**Exercise requirements**
Across the entries below, how many lines contain the string "混血种人数量多"? Give only the count.

**Extracted material**
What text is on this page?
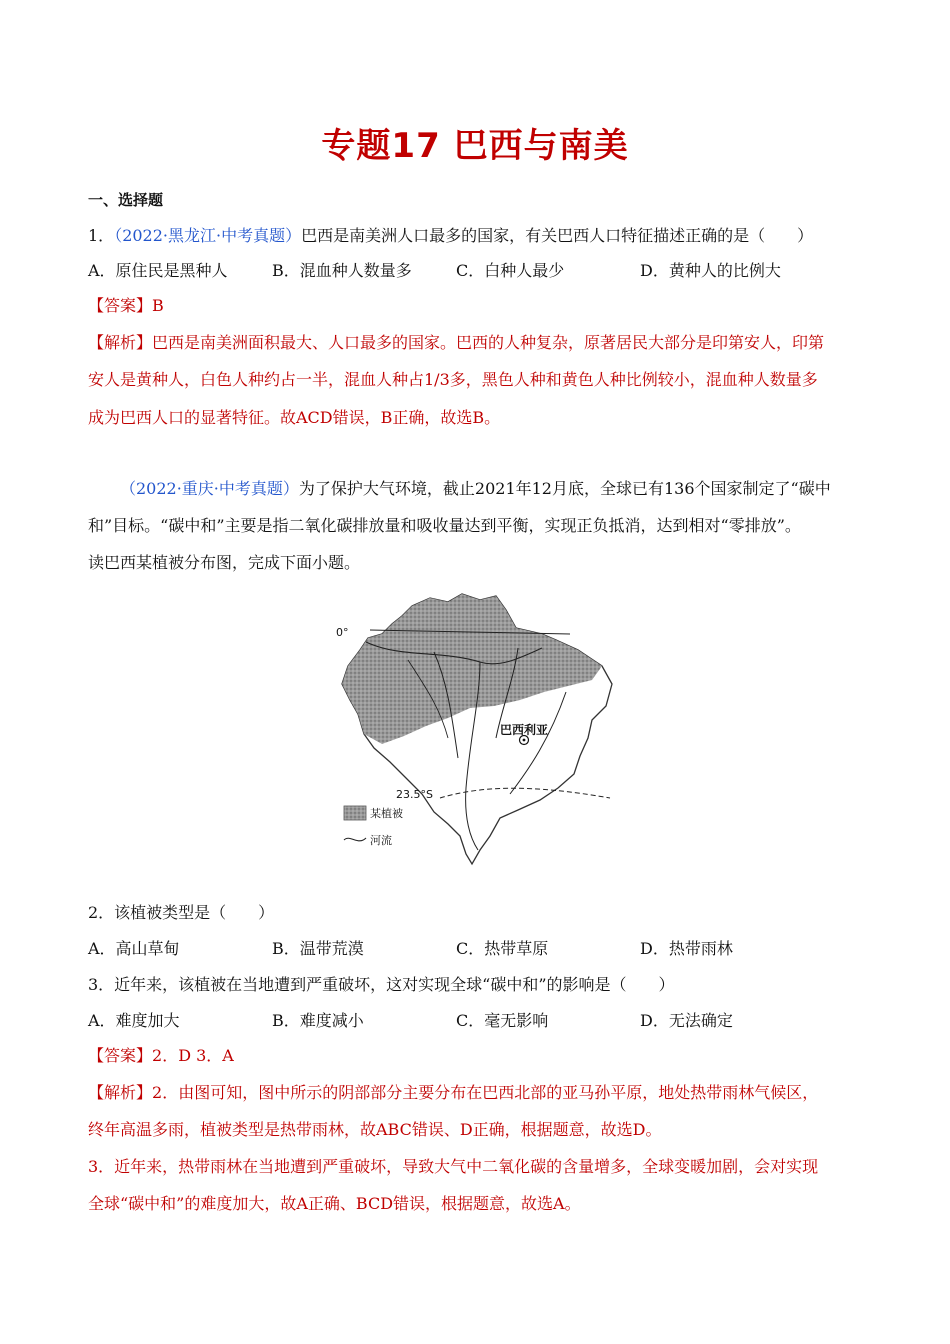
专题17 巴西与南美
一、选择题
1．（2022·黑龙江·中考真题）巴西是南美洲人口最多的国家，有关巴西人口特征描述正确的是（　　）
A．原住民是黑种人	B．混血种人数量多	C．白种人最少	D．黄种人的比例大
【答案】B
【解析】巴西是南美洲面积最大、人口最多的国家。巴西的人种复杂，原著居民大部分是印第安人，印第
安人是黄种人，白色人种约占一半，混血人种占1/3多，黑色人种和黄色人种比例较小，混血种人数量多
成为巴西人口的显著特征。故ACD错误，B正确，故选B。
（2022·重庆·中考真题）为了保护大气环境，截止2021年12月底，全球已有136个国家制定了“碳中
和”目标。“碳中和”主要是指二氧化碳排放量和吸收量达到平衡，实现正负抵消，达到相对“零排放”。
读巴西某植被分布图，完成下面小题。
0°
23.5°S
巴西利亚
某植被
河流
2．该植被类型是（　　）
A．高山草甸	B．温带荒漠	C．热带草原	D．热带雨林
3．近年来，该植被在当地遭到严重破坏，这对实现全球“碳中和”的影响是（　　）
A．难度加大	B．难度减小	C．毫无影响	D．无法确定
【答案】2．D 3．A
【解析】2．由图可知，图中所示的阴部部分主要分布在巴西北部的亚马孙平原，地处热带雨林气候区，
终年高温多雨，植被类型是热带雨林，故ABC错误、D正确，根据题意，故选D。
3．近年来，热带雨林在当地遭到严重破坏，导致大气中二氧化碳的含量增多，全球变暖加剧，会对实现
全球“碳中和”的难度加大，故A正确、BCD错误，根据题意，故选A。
--
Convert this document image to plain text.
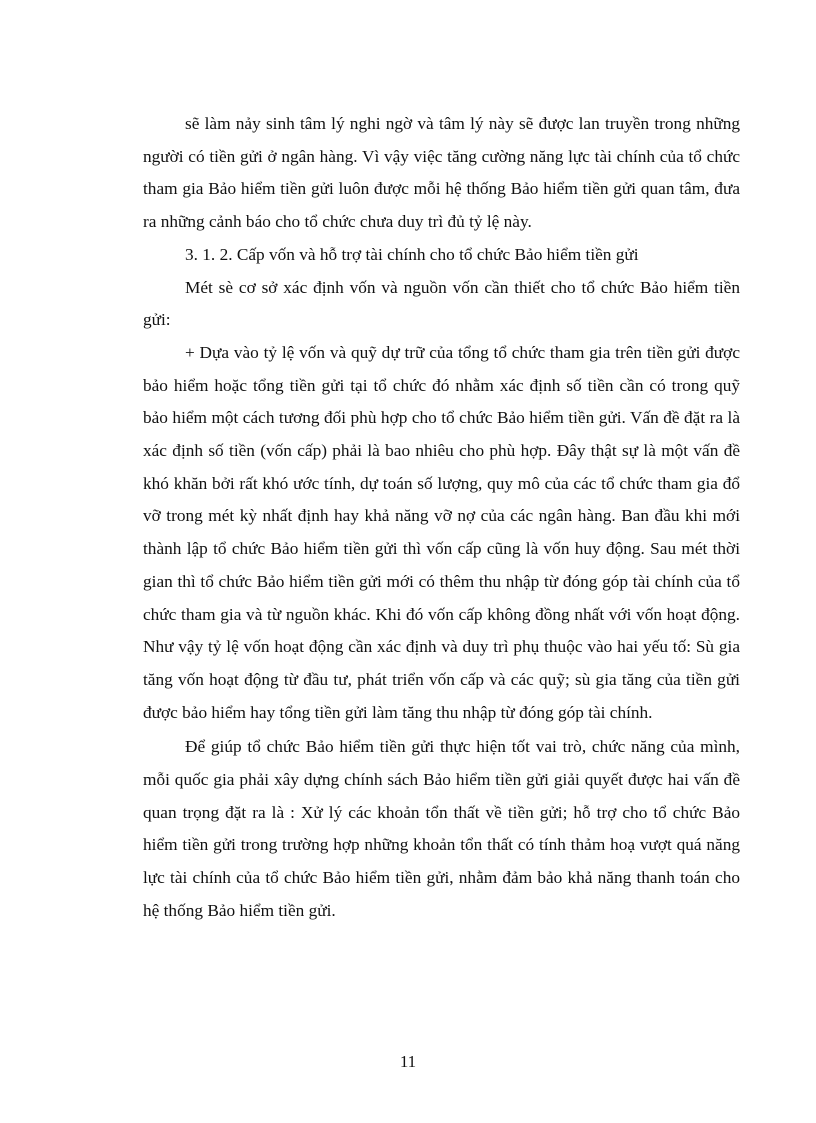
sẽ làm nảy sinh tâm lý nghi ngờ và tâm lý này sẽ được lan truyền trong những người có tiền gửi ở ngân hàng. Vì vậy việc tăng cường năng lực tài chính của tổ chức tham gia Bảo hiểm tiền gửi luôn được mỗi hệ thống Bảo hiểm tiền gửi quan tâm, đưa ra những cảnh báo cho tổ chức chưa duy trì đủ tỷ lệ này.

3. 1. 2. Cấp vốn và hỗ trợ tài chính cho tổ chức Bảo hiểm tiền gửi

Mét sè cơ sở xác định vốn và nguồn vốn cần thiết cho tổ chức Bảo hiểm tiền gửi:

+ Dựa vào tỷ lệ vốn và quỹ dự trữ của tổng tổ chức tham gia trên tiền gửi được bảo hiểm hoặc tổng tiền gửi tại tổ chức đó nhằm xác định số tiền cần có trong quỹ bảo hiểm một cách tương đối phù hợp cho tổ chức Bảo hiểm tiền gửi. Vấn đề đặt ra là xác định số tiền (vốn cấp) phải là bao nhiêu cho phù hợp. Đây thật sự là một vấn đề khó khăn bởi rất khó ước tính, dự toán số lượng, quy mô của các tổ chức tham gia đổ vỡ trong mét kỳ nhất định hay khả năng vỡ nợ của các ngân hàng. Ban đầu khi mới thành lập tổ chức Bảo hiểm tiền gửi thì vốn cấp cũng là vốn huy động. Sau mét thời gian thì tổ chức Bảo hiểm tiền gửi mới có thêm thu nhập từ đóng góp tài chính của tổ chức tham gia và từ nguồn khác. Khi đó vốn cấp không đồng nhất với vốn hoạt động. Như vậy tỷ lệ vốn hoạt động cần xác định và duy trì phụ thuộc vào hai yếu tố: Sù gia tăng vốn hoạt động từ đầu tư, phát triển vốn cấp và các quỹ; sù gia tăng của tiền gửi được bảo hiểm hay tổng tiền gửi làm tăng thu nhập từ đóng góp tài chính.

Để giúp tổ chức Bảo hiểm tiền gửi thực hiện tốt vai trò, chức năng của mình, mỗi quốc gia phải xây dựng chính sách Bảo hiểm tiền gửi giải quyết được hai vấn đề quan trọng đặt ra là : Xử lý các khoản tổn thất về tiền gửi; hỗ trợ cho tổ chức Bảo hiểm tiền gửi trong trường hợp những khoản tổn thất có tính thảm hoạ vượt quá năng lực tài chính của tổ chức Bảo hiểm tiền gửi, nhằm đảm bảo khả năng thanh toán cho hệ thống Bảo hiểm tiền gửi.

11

**Solution to this problem**
2